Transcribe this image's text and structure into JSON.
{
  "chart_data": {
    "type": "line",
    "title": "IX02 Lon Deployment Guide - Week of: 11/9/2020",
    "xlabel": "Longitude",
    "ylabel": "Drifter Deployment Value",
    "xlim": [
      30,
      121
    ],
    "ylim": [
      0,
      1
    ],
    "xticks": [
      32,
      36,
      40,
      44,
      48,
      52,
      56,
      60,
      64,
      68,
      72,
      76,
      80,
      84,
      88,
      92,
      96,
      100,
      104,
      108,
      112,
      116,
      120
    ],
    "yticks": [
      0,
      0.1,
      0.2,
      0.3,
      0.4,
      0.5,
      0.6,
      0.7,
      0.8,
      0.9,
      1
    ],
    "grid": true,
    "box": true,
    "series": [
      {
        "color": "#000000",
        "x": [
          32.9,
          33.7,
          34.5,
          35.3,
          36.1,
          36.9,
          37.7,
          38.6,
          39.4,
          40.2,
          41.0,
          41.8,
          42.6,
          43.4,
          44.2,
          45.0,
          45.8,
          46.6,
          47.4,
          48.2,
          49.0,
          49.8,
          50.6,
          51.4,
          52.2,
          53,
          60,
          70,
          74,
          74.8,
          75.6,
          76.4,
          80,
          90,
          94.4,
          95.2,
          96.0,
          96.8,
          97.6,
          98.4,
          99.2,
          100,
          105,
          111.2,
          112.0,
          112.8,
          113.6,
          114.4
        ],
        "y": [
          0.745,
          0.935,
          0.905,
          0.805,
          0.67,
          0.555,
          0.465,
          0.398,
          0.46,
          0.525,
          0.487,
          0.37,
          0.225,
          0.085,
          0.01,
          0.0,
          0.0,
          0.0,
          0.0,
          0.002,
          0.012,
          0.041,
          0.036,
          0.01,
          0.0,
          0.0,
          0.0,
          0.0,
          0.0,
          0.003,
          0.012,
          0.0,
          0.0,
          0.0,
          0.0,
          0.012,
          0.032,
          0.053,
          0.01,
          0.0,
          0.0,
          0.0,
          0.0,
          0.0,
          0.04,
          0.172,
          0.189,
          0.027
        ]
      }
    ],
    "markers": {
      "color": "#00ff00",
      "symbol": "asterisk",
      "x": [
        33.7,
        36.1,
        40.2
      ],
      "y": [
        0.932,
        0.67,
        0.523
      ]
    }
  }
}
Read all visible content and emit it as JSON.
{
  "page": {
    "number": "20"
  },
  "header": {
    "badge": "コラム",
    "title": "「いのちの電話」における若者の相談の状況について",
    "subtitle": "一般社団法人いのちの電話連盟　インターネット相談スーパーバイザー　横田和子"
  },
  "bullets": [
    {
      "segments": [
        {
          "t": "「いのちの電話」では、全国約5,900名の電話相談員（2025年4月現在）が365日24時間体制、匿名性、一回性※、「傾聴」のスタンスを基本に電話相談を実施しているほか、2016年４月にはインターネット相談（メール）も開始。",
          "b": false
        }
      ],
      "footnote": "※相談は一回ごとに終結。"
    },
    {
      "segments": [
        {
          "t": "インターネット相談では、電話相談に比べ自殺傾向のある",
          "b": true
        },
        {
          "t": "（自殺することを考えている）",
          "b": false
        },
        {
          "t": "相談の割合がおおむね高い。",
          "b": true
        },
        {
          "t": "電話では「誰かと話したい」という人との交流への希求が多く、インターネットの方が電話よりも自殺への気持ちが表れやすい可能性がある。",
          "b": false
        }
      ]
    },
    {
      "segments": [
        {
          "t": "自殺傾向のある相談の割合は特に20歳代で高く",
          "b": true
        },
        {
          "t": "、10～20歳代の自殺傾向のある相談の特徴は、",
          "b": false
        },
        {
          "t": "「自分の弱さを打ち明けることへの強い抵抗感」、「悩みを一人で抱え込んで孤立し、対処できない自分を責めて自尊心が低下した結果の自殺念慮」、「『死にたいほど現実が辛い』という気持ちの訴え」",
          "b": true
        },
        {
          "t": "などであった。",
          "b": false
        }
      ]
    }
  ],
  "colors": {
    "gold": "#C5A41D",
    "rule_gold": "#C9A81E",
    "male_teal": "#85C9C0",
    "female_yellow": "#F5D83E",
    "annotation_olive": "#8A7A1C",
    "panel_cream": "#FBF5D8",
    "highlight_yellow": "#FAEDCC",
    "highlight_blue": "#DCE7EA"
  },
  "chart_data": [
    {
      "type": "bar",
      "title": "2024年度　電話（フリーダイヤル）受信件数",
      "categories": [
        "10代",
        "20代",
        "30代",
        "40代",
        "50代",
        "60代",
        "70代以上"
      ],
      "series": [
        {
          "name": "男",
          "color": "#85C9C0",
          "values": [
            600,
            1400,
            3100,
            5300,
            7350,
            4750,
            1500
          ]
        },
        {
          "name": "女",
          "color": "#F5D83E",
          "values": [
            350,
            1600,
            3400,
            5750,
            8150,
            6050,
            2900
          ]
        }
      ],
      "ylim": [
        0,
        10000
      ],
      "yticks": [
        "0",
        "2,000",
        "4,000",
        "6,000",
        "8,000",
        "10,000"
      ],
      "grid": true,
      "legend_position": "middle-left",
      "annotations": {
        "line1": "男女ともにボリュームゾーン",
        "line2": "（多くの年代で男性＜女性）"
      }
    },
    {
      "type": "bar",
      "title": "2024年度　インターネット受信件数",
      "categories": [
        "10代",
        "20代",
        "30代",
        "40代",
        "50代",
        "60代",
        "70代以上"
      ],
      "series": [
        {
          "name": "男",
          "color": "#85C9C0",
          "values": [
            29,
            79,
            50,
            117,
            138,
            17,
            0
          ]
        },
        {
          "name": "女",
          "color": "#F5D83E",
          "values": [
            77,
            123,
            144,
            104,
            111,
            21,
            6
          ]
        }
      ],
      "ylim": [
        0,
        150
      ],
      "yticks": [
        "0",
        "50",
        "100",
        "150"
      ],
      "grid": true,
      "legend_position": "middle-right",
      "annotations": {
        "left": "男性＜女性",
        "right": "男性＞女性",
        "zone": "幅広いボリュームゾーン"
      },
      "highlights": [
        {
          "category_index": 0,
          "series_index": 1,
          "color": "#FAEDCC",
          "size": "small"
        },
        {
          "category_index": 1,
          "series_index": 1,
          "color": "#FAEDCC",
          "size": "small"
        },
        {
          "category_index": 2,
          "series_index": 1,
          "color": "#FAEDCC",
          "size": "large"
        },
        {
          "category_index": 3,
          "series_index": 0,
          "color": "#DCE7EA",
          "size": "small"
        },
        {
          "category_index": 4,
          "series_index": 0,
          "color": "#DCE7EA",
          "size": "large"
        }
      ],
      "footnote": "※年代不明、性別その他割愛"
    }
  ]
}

▶ **WHAT YOU HAVE TO DO**
Make an exact copy of every line in the data.

▶ **RESPONSE BELOW**
Transcribe this image's text and structure into JSON.
{
  "chart_data": {
    "type": "line",
    "title": "IX02 Lon Deployment Guide - Week of: 11/9/2020",
    "xlabel": "Longitude",
    "ylabel": "Drifter Deployment Value",
    "xlim": [
      30,
      121
    ],
    "ylim": [
      0,
      1
    ],
    "xticks": [
      32,
      36,
      40,
      44,
      48,
      52,
      56,
      60,
      64,
      68,
      72,
      76,
      80,
      84,
      88,
      92,
      96,
      100,
      104,
      108,
      112,
      116,
      120
    ],
    "yticks": [
      0,
      0.1,
      0.2,
      0.3,
      0.4,
      0.5,
      0.6,
      0.7,
      0.8,
      0.9,
      1
    ],
    "grid": true,
    "box": true,
    "series": [
      {
        "color": "#000000",
        "x": [
          32.9,
          33.7,
          34.5,
          35.3,
          36.1,
          36.9,
          37.7,
          38.6,
          39.4,
          40.2,
          41.0,
          41.8,
          42.6,
          43.4,
          44.2,
          45.0,
          45.8,
          46.6,
          47.4,
          48.2,
          49.0,
          49.8,
          50.6,
          51.4,
          52.2,
          53,
          60,
          70,
          74,
          74.8,
          75.6,
          76.4,
          80,
          90,
          94.4,
          95.2,
          96.0,
          96.8,
          97.6,
          98.4,
          99.2,
          100,
          105,
          111.2,
          112.0,
          112.8,
          113.6,
          114.4
        ],
        "y": [
          0.745,
          0.935,
          0.905,
          0.805,
          0.67,
          0.555,
          0.465,
          0.398,
          0.46,
          0.525,
          0.487,
          0.37,
          0.225,
          0.085,
          0.01,
          0.0,
          0.0,
          0.0,
          0.0,
          0.002,
          0.012,
          0.041,
          0.036,
          0.01,
          0.0,
          0.0,
          0.0,
          0.0,
          0.0,
          0.003,
          0.012,
          0.0,
          0.0,
          0.0,
          0.0,
          0.012,
          0.032,
          0.053,
          0.01,
          0.0,
          0.0,
          0.0,
          0.0,
          0.0,
          0.04,
          0.172,
          0.189,
          0.027
        ]
      }
    ],
    "markers": {
      "color": "#00ff00",
      "symbol": "asterisk",
      "x": [
        33.7,
        36.1,
        40.2
      ],
      "y": [
        0.932,
        0.67,
        0.523
      ]
    }
  }
}
Read all visible content and emit it as JSON.
{
  "page": {
    "number": "20"
  },
  "header": {
    "badge": "コラム",
    "title": "「いのちの電話」における若者の相談の状況について",
    "subtitle": "一般社団法人いのちの電話連盟　インターネット相談スーパーバイザー　横田和子"
  },
  "bullets": [
    {
      "segments": [
        {
          "t": "「いのちの電話」では、全国約5,900名の電話相談員（2025年4月現在）が365日24時間体制、匿名性、一回性※、「傾聴」のスタンスを基本に電話相談を実施しているほか、2016年４月にはインターネット相談（メール）も開始。",
          "b": false
        }
      ],
      "footnote": "※相談は一回ごとに終結。"
    },
    {
      "segments": [
        {
          "t": "インターネット相談では、電話相談に比べ自殺傾向のある",
          "b": true
        },
        {
          "t": "（自殺することを考えている）",
          "b": false
        },
        {
          "t": "相談の割合がおおむね高い。",
          "b": true
        },
        {
          "t": "電話では「誰かと話したい」という人との交流への希求が多く、インターネットの方が電話よりも自殺への気持ちが表れやすい可能性がある。",
          "b": false
        }
      ]
    },
    {
      "segments": [
        {
          "t": "自殺傾向のある相談の割合は特に20歳代で高く",
          "b": true
        },
        {
          "t": "、10～20歳代の自殺傾向のある相談の特徴は、",
          "b": false
        },
        {
          "t": "「自分の弱さを打ち明けることへの強い抵抗感」、「悩みを一人で抱え込んで孤立し、対処できない自分を責めて自尊心が低下した結果の自殺念慮」、「『死にたいほど現実が辛い』という気持ちの訴え」",
          "b": true
        },
        {
          "t": "などであった。",
          "b": false
        }
      ]
    }
  ],
  "colors": {
    "gold": "#C5A41D",
    "rule_gold": "#C9A81E",
    "male_teal": "#85C9C0",
    "female_yellow": "#F5D83E",
    "annotation_olive": "#8A7A1C",
    "panel_cream": "#FBF5D8",
    "highlight_yellow": "#FAEDCC",
    "highlight_blue": "#DCE7EA"
  },
  "chart_data": [
    {
      "type": "bar",
      "title": "2024年度　電話（フリーダイヤル）受信件数",
      "categories": [
        "10代",
        "20代",
        "30代",
        "40代",
        "50代",
        "60代",
        "70代以上"
      ],
      "series": [
        {
          "name": "男",
          "color": "#85C9C0",
          "values": [
            600,
            1400,
            3100,
            5300,
            7350,
            4750,
            1500
          ]
        },
        {
          "name": "女",
          "color": "#F5D83E",
          "values": [
            350,
            1600,
            3400,
            5750,
            8150,
            6050,
            2900
          ]
        }
      ],
      "ylim": [
        0,
        10000
      ],
      "yticks": [
        "0",
        "2,000",
        "4,000",
        "6,000",
        "8,000",
        "10,000"
      ],
      "grid": true,
      "legend_position": "middle-left",
      "annotations": {
        "line1": "男女ともにボリュームゾーン",
        "line2": "（多くの年代で男性＜女性）"
      }
    },
    {
      "type": "bar",
      "title": "2024年度　インターネット受信件数",
      "categories": [
        "10代",
        "20代",
        "30代",
        "40代",
        "50代",
        "60代",
        "70代以上"
      ],
      "series": [
        {
          "name": "男",
          "color": "#85C9C0",
          "values": [
            29,
            79,
            50,
            117,
            138,
            17,
            0
          ]
        },
        {
          "name": "女",
          "color": "#F5D83E",
          "values": [
            77,
            123,
            144,
            104,
            111,
            21,
            6
          ]
        }
      ],
      "ylim": [
        0,
        150
      ],
      "yticks": [
        "0",
        "50",
        "100",
        "150"
      ],
      "grid": true,
      "legend_position": "middle-right",
      "annotations": {
        "left": "男性＜女性",
        "right": "男性＞女性",
        "zone": "幅広いボリュームゾーン"
      },
      "highlights": [
        {
          "category_index": 0,
          "series_index": 1,
          "color": "#FAEDCC",
          "size": "small"
        },
        {
          "category_index": 1,
          "series_index": 1,
          "color": "#FAEDCC",
          "size": "small"
        },
        {
          "category_index": 2,
          "series_index": 1,
          "color": "#FAEDCC",
          "size": "large"
        },
        {
          "category_index": 3,
          "series_index": 0,
          "color": "#DCE7EA",
          "size": "small"
        },
        {
          "category_index": 4,
          "series_index": 0,
          "color": "#DCE7EA",
          "size": "large"
        }
      ],
      "footnote": "※年代不明、性別その他割愛"
    }
  ]
}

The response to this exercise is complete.